*Problem description:*
An exact copy of the records is required, minus the pictures they hold.

*Provided records:*
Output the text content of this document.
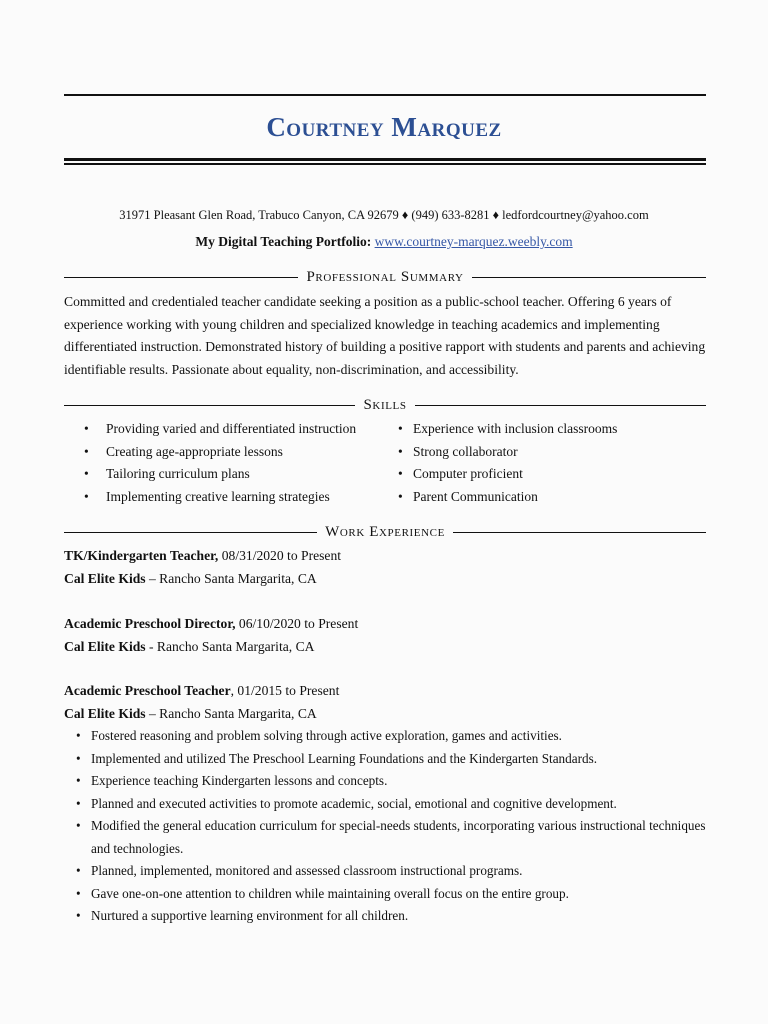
Courtney Marquez
31971 Pleasant Glen Road, Trabuco Canyon, CA 92679 ♦ (949) 633-8281 ♦ ledfordcourtney@yahoo.com
My Digital Teaching Portfolio: www.courtney-marquez.weebly.com
Professional Summary
Committed and credentialed teacher candidate seeking a position as a public-school teacher. Offering 6 years of experience working with young children and specialized knowledge in teaching academics and implementing differentiated instruction. Demonstrated history of building a positive rapport with students and parents and achieving identifiable results. Passionate about equality, non-discrimination, and accessibility.
Skills
• Providing varied and differentiated instruction
• Creating age-appropriate lessons
• Tailoring curriculum plans
• Implementing creative learning strategies
• Experience with inclusion classrooms
• Strong collaborator
• Computer proficient
• Parent Communication
Work Experience
TK/Kindergarten Teacher, 08/31/2020 to Present
Cal Elite Kids – Rancho Santa Margarita, CA
Academic Preschool Director, 06/10/2020 to Present
Cal Elite Kids - Rancho Santa Margarita, CA
Academic Preschool Teacher, 01/2015 to Present
Cal Elite Kids – Rancho Santa Margarita, CA
• Fostered reasoning and problem solving through active exploration, games and activities.
• Implemented and utilized The Preschool Learning Foundations and the Kindergarten Standards.
• Experience teaching Kindergarten lessons and concepts.
• Planned and executed activities to promote academic, social, emotional and cognitive development.
• Modified the general education curriculum for special-needs students, incorporating various instructional techniques and technologies.
• Planned, implemented, monitored and assessed classroom instructional programs.
• Gave one-on-one attention to children while maintaining overall focus on the entire group.
• Nurtured a supportive learning environment for all children.
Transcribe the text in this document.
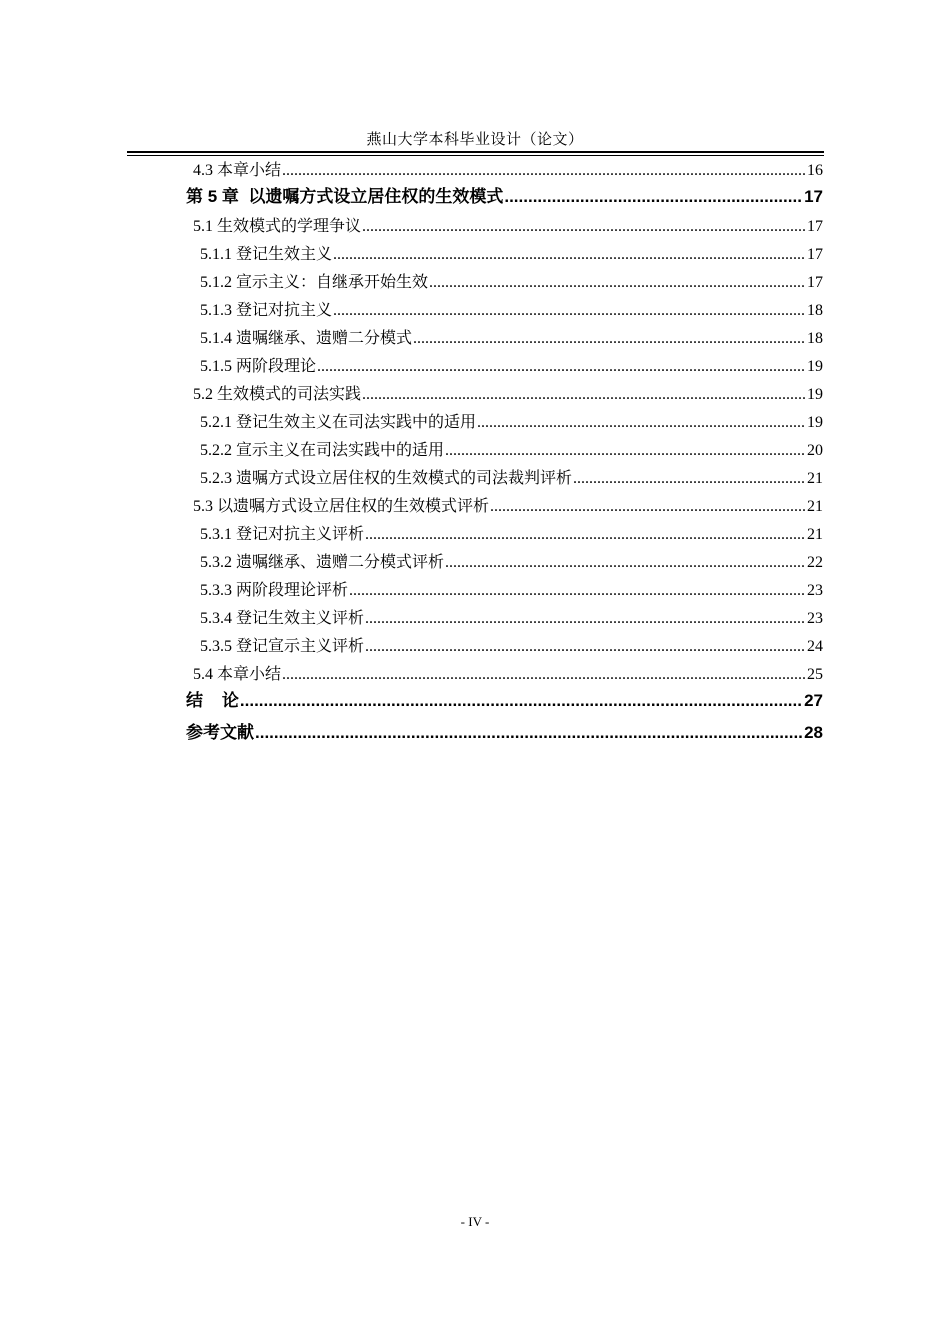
燕山大学本科毕业设计（论文）
4.3 本章小结 .....	16
第 5 章  以遗嘱方式设立居住权的生效模式 .....	17
5.1 生效模式的学理争议 .....	17
5.1.1 登记生效主义 .....	17
5.1.2 宣示主义：自继承开始生效 .....	17
5.1.3 登记对抗主义 .....	18
5.1.4 遗嘱继承、遗赠二分模式 .....	18
5.1.5 两阶段理论 .....	19
5.2 生效模式的司法实践 .....	19
5.2.1 登记生效主义在司法实践中的适用 .....	19
5.2.2 宣示主义在司法实践中的适用 .....	20
5.2.3 遗嘱方式设立居住权的生效模式的司法裁判评析 .....	21
5.3 以遗嘱方式设立居住权的生效模式评析 .....	21
5.3.1 登记对抗主义评析 .....	21
5.3.2 遗嘱继承、遗赠二分模式评析 .....	22
5.3.3 两阶段理论评析 .....	23
5.3.4 登记生效主义评析 .....	23
5.3.5 登记宣示主义评析 .....	24
5.4 本章小结 .....	25
结    论 .....	27
参考文献 .....	28
- IV -
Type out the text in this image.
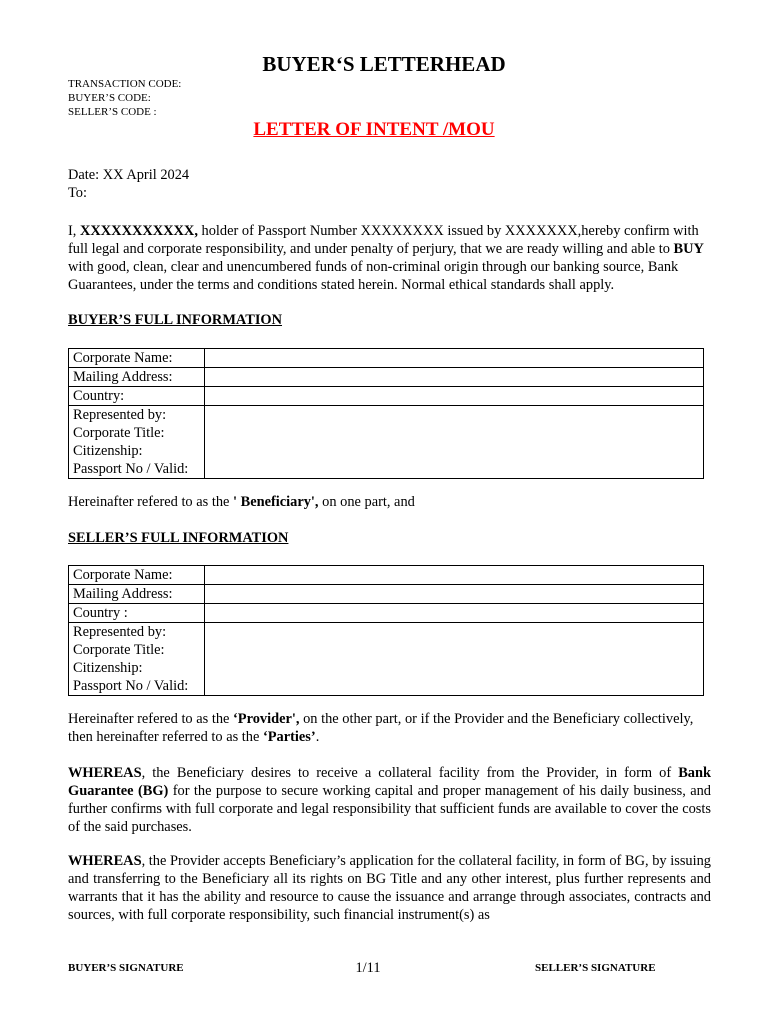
BUYER‘S LETTERHEAD
TRANSACTION CODE:
BUYER’S CODE:
SELLER’S CODE :
LETTER OF INTENT /MOU
Date: XX April 2024
To:
I, XXXXXXXXXXX, holder of Passport Number XXXXXXXX issued by XXXXXXX,hereby confirm with full legal and corporate responsibility, and under penalty of perjury, that we are ready willing and able to BUY with good, clean, clear and unencumbered funds of non-criminal origin through our banking source, Bank Guarantees, under the terms and conditions stated herein. Normal ethical standards shall apply.
BUYER’S FULL INFORMATION
Corporate Name:	
Mailing Address:	
Country:	

Represented by:
Corporate Title:
Citizenship:
Passport No / Valid:	

Hereinafter refered to as the ' Beneficiary', on one part, and
SELLER’S FULL INFORMATION
Corporate Name:	
Mailing Address:	
Country :	

Represented by:
Corporate Title:
Citizenship:
Passport No / Valid:	

Hereinafter refered to as the ‘Provider', on the other part, or if the Provider and the Beneficiary collectively, then hereinafter referred to as the ‘Parties’.
WHEREAS, the Beneficiary desires to receive a collateral facility from the Provider, in form of Bank Guarantee (BG) for the purpose to secure working capital and proper management of his daily business, and further confirms with full corporate and legal responsibility that sufficient funds are available to cover the costs of the said purchases.
WHEREAS, the Provider accepts Beneficiary’s application for the collateral facility, in form of BG, by issuing and transferring to the Beneficiary all its rights on BG Title and any other interest, plus further represents and warrants that it has the ability and resource to cause the issuance and arrange through associates, contracts and sources, with full corporate responsibility, such financial instrument(s) as
BUYER’S SIGNATURE	1/11	SELLER’S SIGNATURE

*Answer in full:*
Output the text content of this document.
Courtney Marquez
31971 Pleasant Glen Road, Trabuco Canyon, CA 92679 ♦ (949) 633-8281 ♦ ledfordcourtney@yahoo.com
My Digital Teaching Portfolio: www.courtney-marquez.weebly.com
Professional Summary
Committed and credentialed teacher candidate seeking a position as a public-school teacher. Offering 6 years of experience working with young children and specialized knowledge in teaching academics and implementing differentiated instruction. Demonstrated history of building a positive rapport with students and parents and achieving identifiable results. Passionate about equality, non-discrimination, and accessibility.
Skills
• Providing varied and differentiated instruction
• Creating age-appropriate lessons
• Tailoring curriculum plans
• Implementing creative learning strategies
• Experience with inclusion classrooms
• Strong collaborator
• Computer proficient
• Parent Communication
Work Experience
TK/Kindergarten Teacher, 08/31/2020 to Present
Cal Elite Kids – Rancho Santa Margarita, CA
Academic Preschool Director, 06/10/2020 to Present
Cal Elite Kids - Rancho Santa Margarita, CA
Academic Preschool Teacher, 01/2015 to Present
Cal Elite Kids – Rancho Santa Margarita, CA
• Fostered reasoning and problem solving through active exploration, games and activities.
• Implemented and utilized The Preschool Learning Foundations and the Kindergarten Standards.
• Experience teaching Kindergarten lessons and concepts.
• Planned and executed activities to promote academic, social, emotional and cognitive development.
• Modified the general education curriculum for special-needs students, incorporating various instructional techniques and technologies.
• Planned, implemented, monitored and assessed classroom instructional programs.
• Gave one-on-one attention to children while maintaining overall focus on the entire group.
• Nurtured a supportive learning environment for all children.
Transcribe the text in this document.
燕山大学本科毕业设计（论文）
4.3 本章小结 .....	16
第 5 章  以遗嘱方式设立居住权的生效模式 .....	17
5.1 生效模式的学理争议 .....	17
5.1.1 登记生效主义 .....	17
5.1.2 宣示主义：自继承开始生效 .....	17
5.1.3 登记对抗主义 .....	18
5.1.4 遗嘱继承、遗赠二分模式 .....	18
5.1.5 两阶段理论 .....	19
5.2 生效模式的司法实践 .....	19
5.2.1 登记生效主义在司法实践中的适用 .....	19
5.2.2 宣示主义在司法实践中的适用 .....	20
5.2.3 遗嘱方式设立居住权的生效模式的司法裁判评析 .....	21
5.3 以遗嘱方式设立居住权的生效模式评析 .....	21
5.3.1 登记对抗主义评析 .....	21
5.3.2 遗嘱继承、遗赠二分模式评析 .....	22
5.3.3 两阶段理论评析 .....	23
5.3.4 登记生效主义评析 .....	23
5.3.5 登记宣示主义评析 .....	24
5.4 本章小结 .....	25
结    论 .....	27
参考文献 .....	28
- IV -
Type out the text in this image.
BUYER‘S LETTERHEAD
TRANSACTION CODE:
BUYER’S CODE:
SELLER’S CODE :
LETTER OF INTENT /MOU
Date: XX April 2024
To:
I, XXXXXXXXXXX, holder of Passport Number XXXXXXXX issued by XXXXXXX,hereby confirm with full legal and corporate responsibility, and under penalty of perjury, that we are ready willing and able to BUY with good, clean, clear and unencumbered funds of non-criminal origin through our banking source, Bank Guarantees, under the terms and conditions stated herein. Normal ethical standards shall apply.
BUYER’S FULL INFORMATION
Corporate Name:	
Mailing Address:	
Country:	

Represented by:
Corporate Title:
Citizenship:
Passport No / Valid:	

Hereinafter refered to as the ' Beneficiary', on one part, and
SELLER’S FULL INFORMATION
Corporate Name:	
Mailing Address:	
Country :	

Represented by:
Corporate Title:
Citizenship:
Passport No / Valid:	

Hereinafter refered to as the ‘Provider', on the other part, or if the Provider and the Beneficiary collectively, then hereinafter referred to as the ‘Parties’.
WHEREAS, the Beneficiary desires to receive a collateral facility from the Provider, in form of Bank Guarantee (BG) for the purpose to secure working capital and proper management of his daily business, and further confirms with full corporate and legal responsibility that sufficient funds are available to cover the costs of the said purchases.
WHEREAS, the Provider accepts Beneficiary’s application for the collateral facility, in form of BG, by issuing and transferring to the Beneficiary all its rights on BG Title and any other interest, plus further represents and warrants that it has the ability and resource to cause the issuance and arrange through associates, contracts and sources, with full corporate responsibility, such financial instrument(s) as
BUYER’S SIGNATURE	1/11	SELLER’S SIGNATURE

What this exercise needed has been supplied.